Material for this task =>
------

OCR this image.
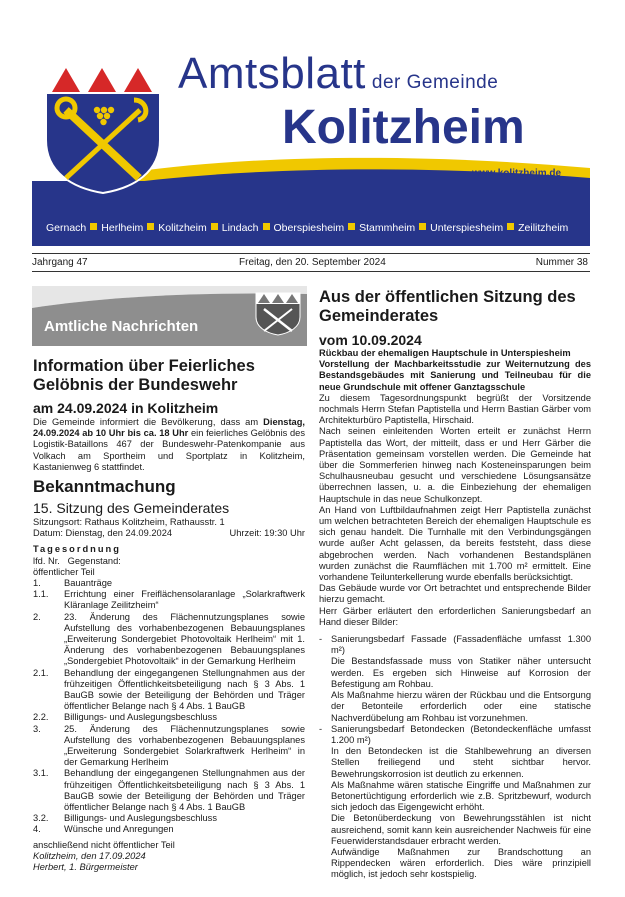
Amtsblatt der Gemeinde
Kolitzheim
www.kolitzheim.de
Gernach Herlheim Kolitzheim Lindach Oberspiesheim Stammheim Unterspiesheim Zeilitzheim
Jahrgang 47	Freitag, den 20. September 2024	Nummer 38
Amtliche Nachrichten
Information über Feierliches Gelöbnis der Bundeswehr
am 24.09.2024 in Kolitzheim
Die Gemeinde informiert die Bevölkerung, dass am Dienstag, 24.09.2024 ab 10 Uhr bis ca. 18 Uhr ein feierliches Gelöbnis des Logistik-Bataillons 467 der Bundeswehr-Patenkompanie aus Volkach am Sportheim und Sportplatz in Kolitzheim, Kastanienweg 6 stattfindet.
Bekanntmachung
15. Sitzung des Gemeinderates
Sitzungsort: Rathaus Kolitzheim, Rathausstr. 1
Datum: Dienstag, den 24.09.2024	Uhrzeit: 19:30 Uhr
Tagesordnung
lfd. Nr.   Gegenstand:
öffentlicher Teil
1.	Bauanträge
1.1.	Errichtung einer Freiflächensolaranlage „Solarkraftwerk Kläranlage Zeilitzheim“
2.	23. Änderung des Flächennutzungsplanes sowie Aufstellung des vorhabenbezogenen Bebauungsplanes „Erweiterung Sondergebiet Photovoltaik Herlheim“ mit 1. Änderung des vorhabenbezogenen Bebauungsplanes „Sondergebiet Photovoltaik“ in der Gemarkung Herlheim
2.1.	Behandlung der eingegangenen Stellungnahmen aus der frühzeitigen Öffentlichkeitsbeteiligung nach § 3 Abs. 1 BauGB sowie der Beteiligung der Behörden und Träger öffentlicher Belange nach § 4 Abs. 1 BauGB
2.2.	Billigungs- und Auslegungsbeschluss
3.	25. Änderung des Flächennutzungsplanes sowie Aufstellung des vorhabenbezogenen Bebauungsplanes „Erweiterung Sondergebiet Solarkraftwerk Herlheim“ in der Gemarkung Herlheim
3.1.	Behandlung der eingegangenen Stellungnahmen aus der frühzeitigen Öffentlichkeitsbeteiligung nach § 3 Abs. 1 BauGB sowie der Beteiligung der Behörden und Träger öffentlicher Belange nach § 4 Abs. 1 BauGB
3.2.	Billigungs- und Auslegungsbeschluss
4.	Wünsche und Anregungen
anschließend nicht öffentlicher Teil
Kolitzheim, den 17.09.2024
Herbert, 1. Bürgermeister
Aus der öffentlichen Sitzung des Gemeinderates
vom 10.09.2024
Rückbau der ehemaligen Hauptschule in Unterspiesheim
Vorstellung der Machbarkeitsstudie zur Weiternutzung des Bestandsgebäudes mit Sanierung und Teilneubau für die neue Grundschule mit offener Ganztagsschule
Zu diesem Tagesordnungspunkt begrüßt der Vorsitzende nochmals Herrn Stefan Paptistella und Herrn Bastian Gärber vom Architekturbüro Paptistella, Hirschaid.
Nach seinen einleitenden Worten erteilt er zunächst Herrn Paptistella das Wort, der mitteilt, dass er und Herr Gärber die Präsentation gemeinsam vorstellen werden. Die Gemeinde hat über die Sommerferien hinweg nach Kosteneinsparungen beim Schulhausneubau gesucht und verschiedene Lösungsansätze überrechnen lassen, u. a. die Einbeziehung der ehemaligen Hauptschule in das neue Schulkonzept.
An Hand von Luftbildaufnahmen zeigt Herr Paptistella zunächst um welchen betrachteten Bereich der ehemaligen Hauptschule es sich genau handelt. Die Turnhalle mit den Verbindungsgängen wurde außer Acht gelassen, da bereits feststeht, dass diese abgebrochen werden. Nach vorhandenen Bestandsplänen wurden zunächst die Raumflächen mit 1.700 m² ermittelt. Eine vorhandene Teilunterkellerung wurde ebenfalls berücksichtigt.
Das Gebäude wurde vor Ort betrachtet und entsprechende Bilder hierzu gemacht.
Herr Gärber erläutert den erforderlichen Sanierungsbedarf an Hand dieser Bilder:
- Sanierungsbedarf Fassade (Fassadenfläche umfasst 1.300 m²)
Die Bestandsfassade muss von Statiker näher untersucht werden. Es ergeben sich Hinweise auf Korrosion der Befestigung am Rohbau.
Als Maßnahme hierzu wären der Rückbau und die Entsorgung der Betonteile erforderlich oder eine statische Nachverdübelung am Rohbau ist vorzunehmen.
- Sanierungsbedarf Betondecken (Betondeckenfläche umfasst 1.200 m²)
In den Betondecken ist die Stahlbewehrung an diversen Stellen freiliegend und steht sichtbar hervor. Bewehrungskorrosion ist deutlich zu erkennen.
Als Maßnahme wären statische Eingriffe und Maßnahmen zur Betonertüchtigung erforderlich wie z.B. Spritzbewurf, wodurch sich jedoch das Eigengewicht erhöht.
Die Betonüberdeckung von Bewehrungsstählen ist nicht ausreichend, somit kann kein ausreichender Nachweis für eine Feuerwiderstandsdauer erbracht werden.
Aufwändige Maßnahmen zur Brandschottung an Rippendecken wären erforderlich. Dies wäre prinzipiell möglich, ist jedoch sehr kostspielig.
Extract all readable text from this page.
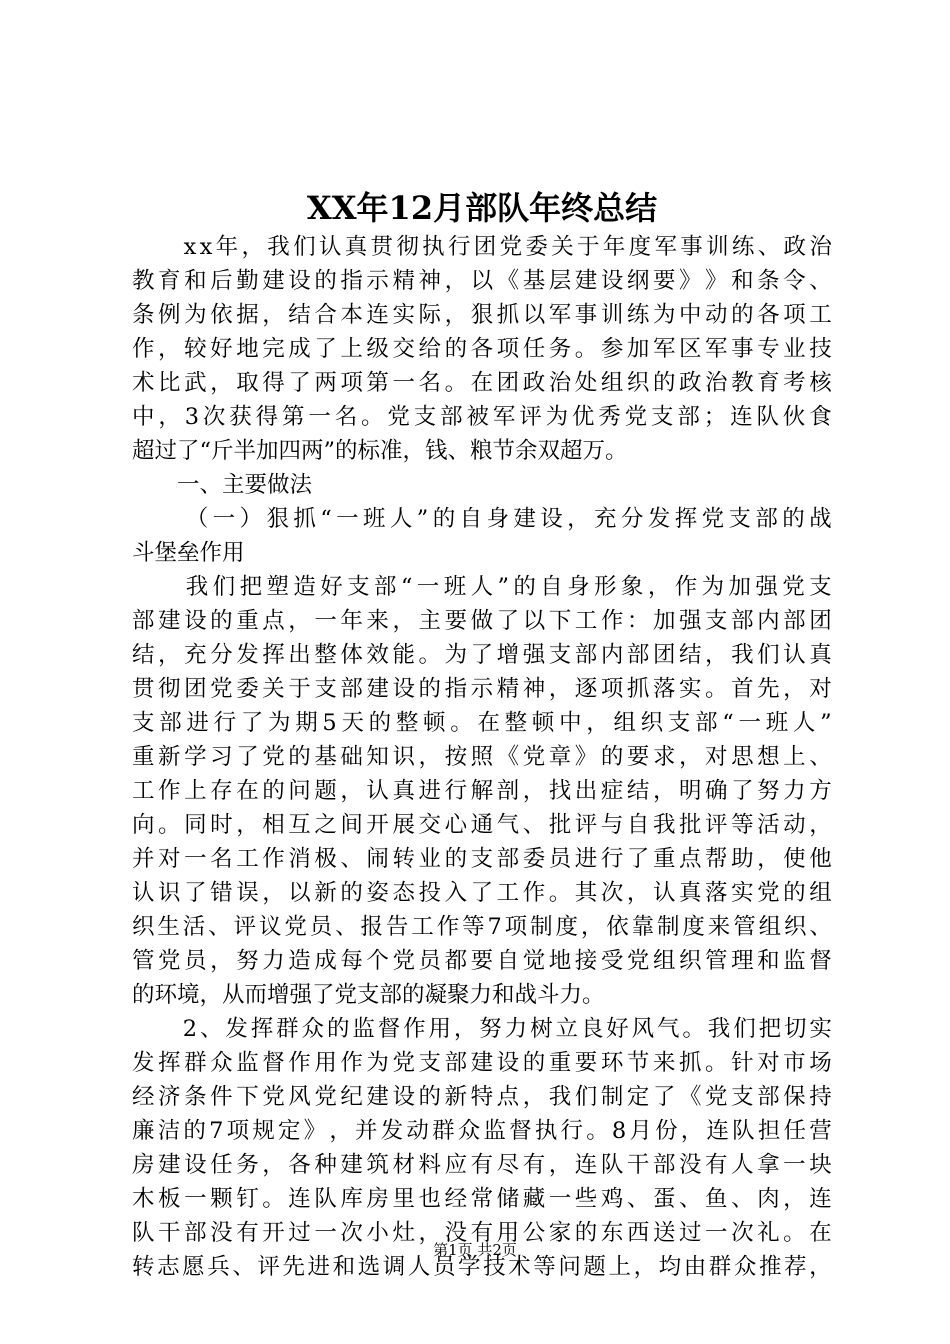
XX年12月部队年终总结

x x 年 ， 我 们 认 真 贯 彻 执 行 团 党 委 关 于 年 度 军 事 训 练 、 政 治
教 育 和 后 勤 建 设 的 指 示 精 神 ， 以 《 基 层 建 设 纲 要 》 》 和 条 令 、
条 例 为 依 据 ， 结 合 本 连 实 际 ， 狠 抓 以 军 事 训 练 为 中 动 的 各 项 工
作 ， 较 好 地 完 成 了 上 级 交 给 的 各 项 任 务 。 参 加 军 区 军 事 专 业 技
术 比 武 ， 取 得 了 两 项 第 一 名 。 在 团 政 治 处 组 织 的 政 治 教 育 考 核
中 ， 3 次 获 得 第 一 名 。 党 支 部 被 军 评 为 优 秀 党 支 部 ； 连 队 伙 食
超过了“斤半加四两”的标准，钱、粮节余双超万。
　　一、主要做法

（ 一 ） 狠 抓 “ 一 班 人 ” 的 自 身 建 设 ， 充 分 发 挥 党 支 部 的 战
斗堡垒作用

我 们 把 塑 造 好 支 部 “ 一 班 人 ” 的 自 身 形 象 ， 作 为 加 强 党 支
部 建 设 的 重 点 ， 一 年 来 ， 主 要 做 了 以 下 工 作 ： 加 强 支 部 内 部 团
结 ， 充 分 发 挥 出 整 体 效 能 。 为 了 增 强 支 部 内 部 团 结 ， 我 们 认 真
贯 彻 团 党 委 关 于 支 部 建 设 的 指 示 精 神 ， 逐 项 抓 落 实 。 首 先 ， 对
支 部 进 行 了 为 期 5 天 的 整 顿 。 在 整 顿 中 ， 组 织 支 部 “ 一 班 人 ”
重 新 学 习 了 党 的 基 础 知 识 ， 按 照 《 党 章 》 的 要 求 ， 对 思 想 上 、
工 作 上 存 在 的 问 题 ， 认 真 进 行 解 剖 ， 找 出 症 结 ， 明 确 了 努 力 方
向 。 同 时 ， 相 互 之 间 开 展 交 心 通 气 、 批 评 与 自 我 批 评 等 活 动 ，
并 对 一 名 工 作 消 极 、 闹 转 业 的 支 部 委 员 进 行 了 重 点 帮 助 ， 使 他
认 识 了 错 误 ， 以 新 的 姿 态 投 入 了 工 作 。 其 次 ， 认 真 落 实 党 的 组
织 生 活 、 评 议 党 员 、 报 告 工 作 等 7 项 制 度 ， 依 靠 制 度 来 管 组 织 、
管 党 员 ， 努 力 造 成 每 个 党 员 都 要 自 觉 地 接 受 党 组 织 管 理 和 监 督
的环境，从而增强了党支部的凝聚力和战斗力。

2 、 发 挥 群 众 的 监 督 作 用 ， 努 力 树 立 良 好 风 气 。 我 们 把 切 实
发 挥 群 众 监 督 作 用 作 为 党 支 部 建 设 的 重 要 环 节 来 抓 。 针 对 市 场
经 济 条 件 下 党 风 党 纪 建 设 的 新 特 点 ， 我 们 制 定 了 《 党 支 部 保 持
廉 洁 的 7 项 规 定 》 ， 并 发 动 群 众 监 督 执 行 。 8 月 份 ， 连 队 担 任 营
房 建 设 任 务 ， 各 种 建 筑 材 料 应 有 尽 有 ， 连 队 干 部 没 有 人 拿 一 块
木 板 一 颗 钉 。 连 队 库 房 里 也 经 常 储 藏 一 些 鸡 、 蛋 、 鱼 、 肉 ， 连
队 干 部 没 有 开 过 一 次 小 灶 ， 没 有 用 公 家 的 东 西 送 过 一 次 礼 。 在
转 志 愿 兵 、 评 先 进 和 选 调 人 员 学 技 术 等 问 题 上 ， 均 由 群 众 推 荐 ，
第1页 共2页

------

Work required =>
Look over the listing. Pull out every line with the string "Behörden" in it.

Exercise answer =>
2.1.	Behandlung der eingegangenen Stellungnahmen aus der frühzeitigen Öffentlichkeitsbeteiligung nach § 3 Abs. 1 BauGB sowie der Beteiligung der Behörden und Träger öffentlicher Belange nach § 4 Abs. 1 BauGB
3.1.	Behandlung der eingegangenen Stellungnahmen aus der frühzeitigen Öffentlichkeitsbeteiligung nach § 3 Abs. 1 BauGB sowie der Beteiligung der Behörden und Träger öffentlicher Belange nach § 4 Abs. 1 BauGB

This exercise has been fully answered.